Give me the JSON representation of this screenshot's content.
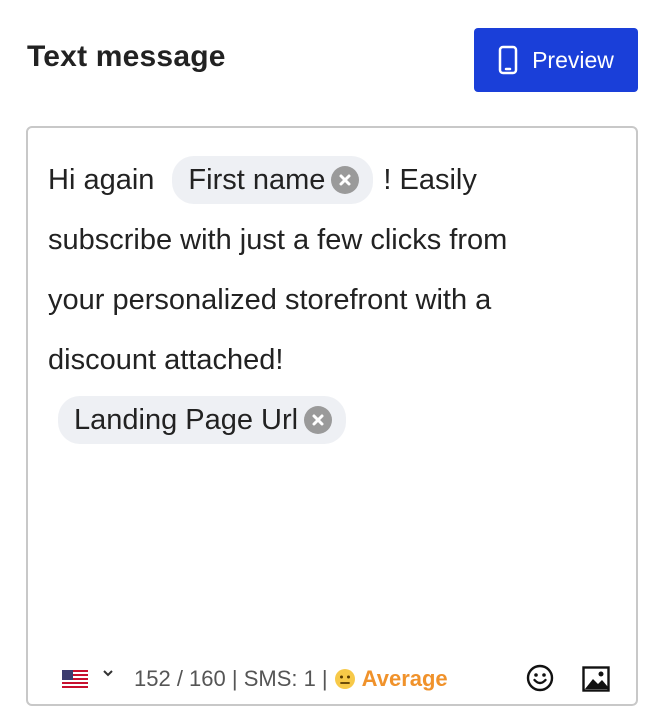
{
  "header": {
    "title": "Text message",
    "preview_label": "Preview"
  },
  "message": {
    "line1_text_before": "Hi again",
    "first_name_chip": "First name",
    "line1_text_after": "! Easily",
    "line2": "subscribe with just a few clicks from",
    "line3": "your personalized storefront with a",
    "line4": "discount attached!",
    "landing_chip": "Landing Page Url"
  },
  "footer": {
    "counter": "152 / 160 | SMS: 1 |",
    "quality_label": "Average",
    "icons": [
      "us-flag-icon",
      "chevron-down-icon",
      "neutral-face-icon",
      "smiley-icon",
      "image-icon"
    ]
  },
  "colors": {
    "accent": "#1a3fd9",
    "average": "#f0922b",
    "chip_bg": "#eef0f4"
  }
}
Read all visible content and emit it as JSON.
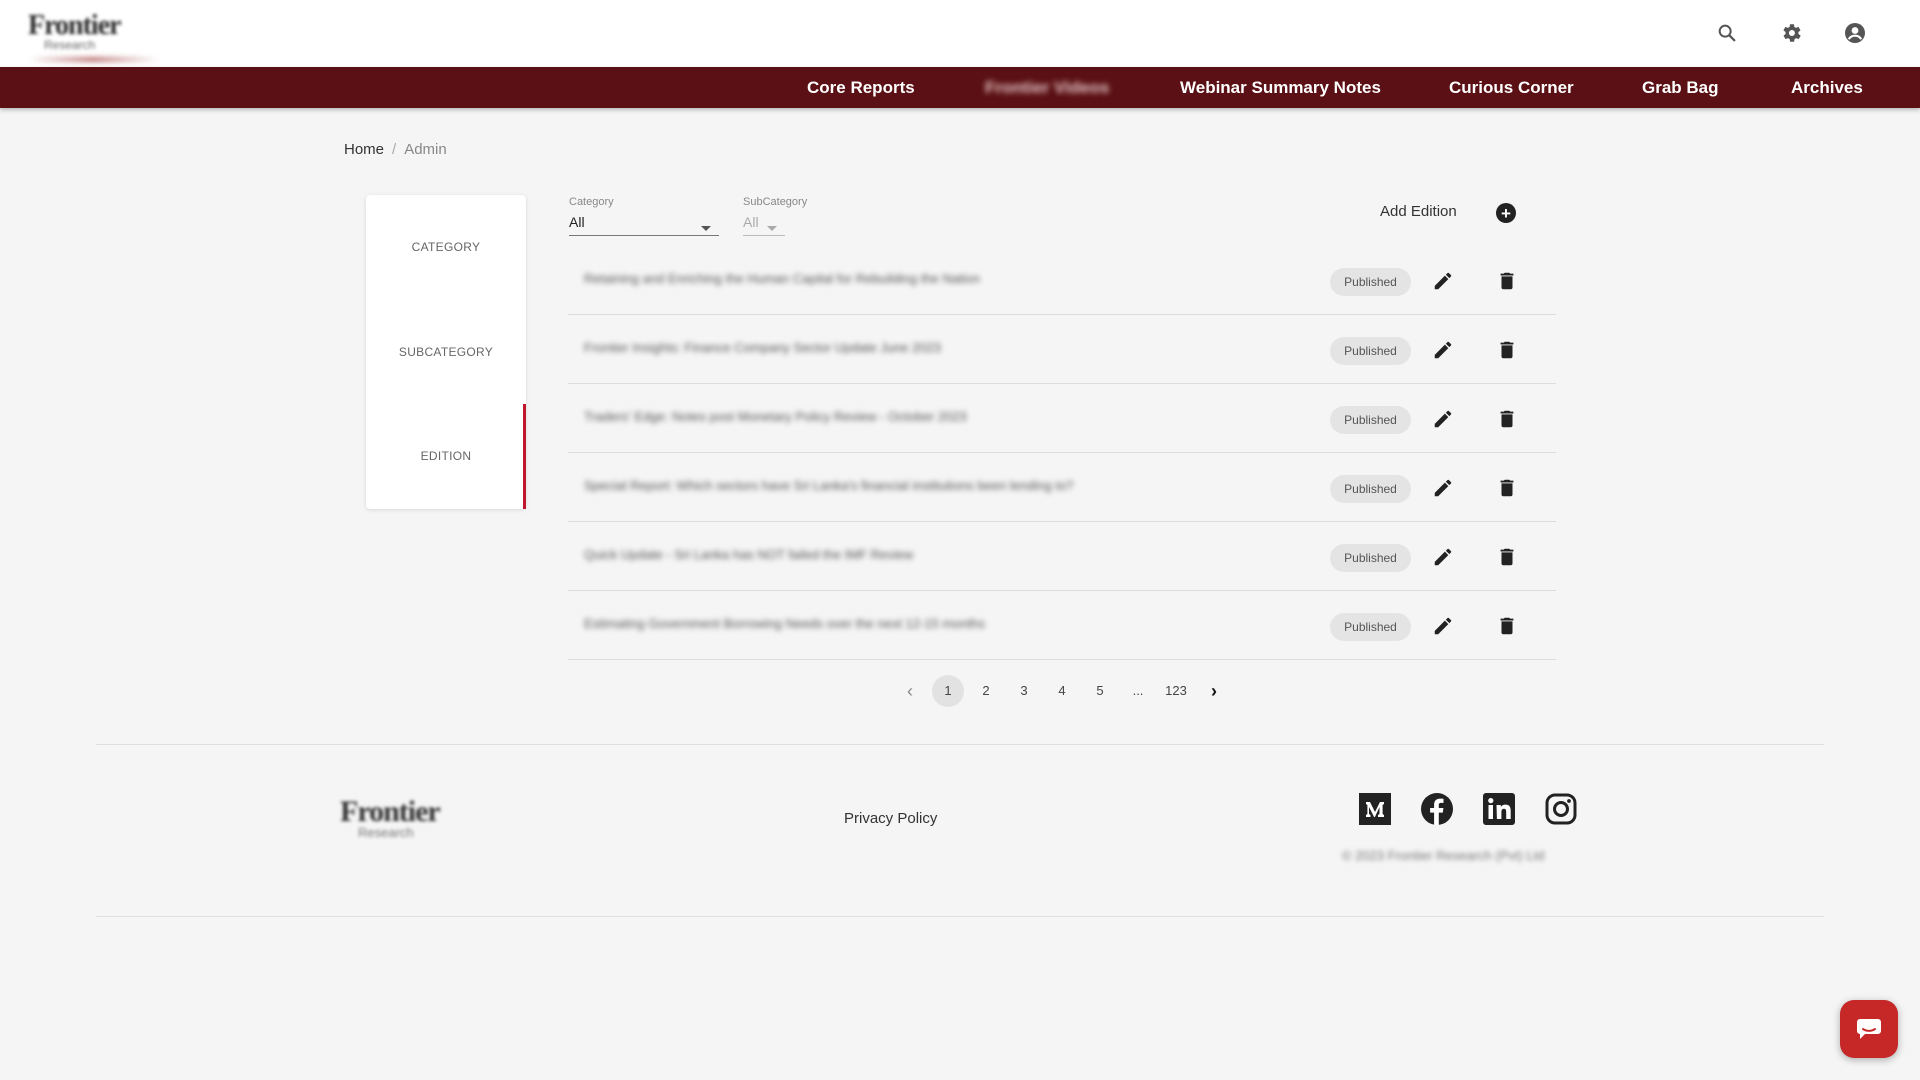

Task requirements:
Pictures are not part of the copy; output everything else in the records exactly.

Response:
Give me the JSON representation of this screenshot's content.
{
  "header": {
    "title": "Text message",
    "preview_label": "Preview"
  },
  "message": {
    "line1_text_before": "Hi again",
    "first_name_chip": "First name",
    "line1_text_after": "! Easily",
    "line2": "subscribe with just a few clicks from",
    "line3": "your personalized storefront with a",
    "line4": "discount attached!",
    "landing_chip": "Landing Page Url"
  },
  "footer": {
    "counter": "152 / 160 | SMS: 1 |",
    "quality_label": "Average",
    "icons": [
      "us-flag-icon",
      "chevron-down-icon",
      "neutral-face-icon",
      "smiley-icon",
      "image-icon"
    ]
  },
  "colors": {
    "accent": "#1a3fd9",
    "average": "#f0922b",
    "chip_bg": "#eef0f4"
  }
}
Read all visible content and emit it as JSON.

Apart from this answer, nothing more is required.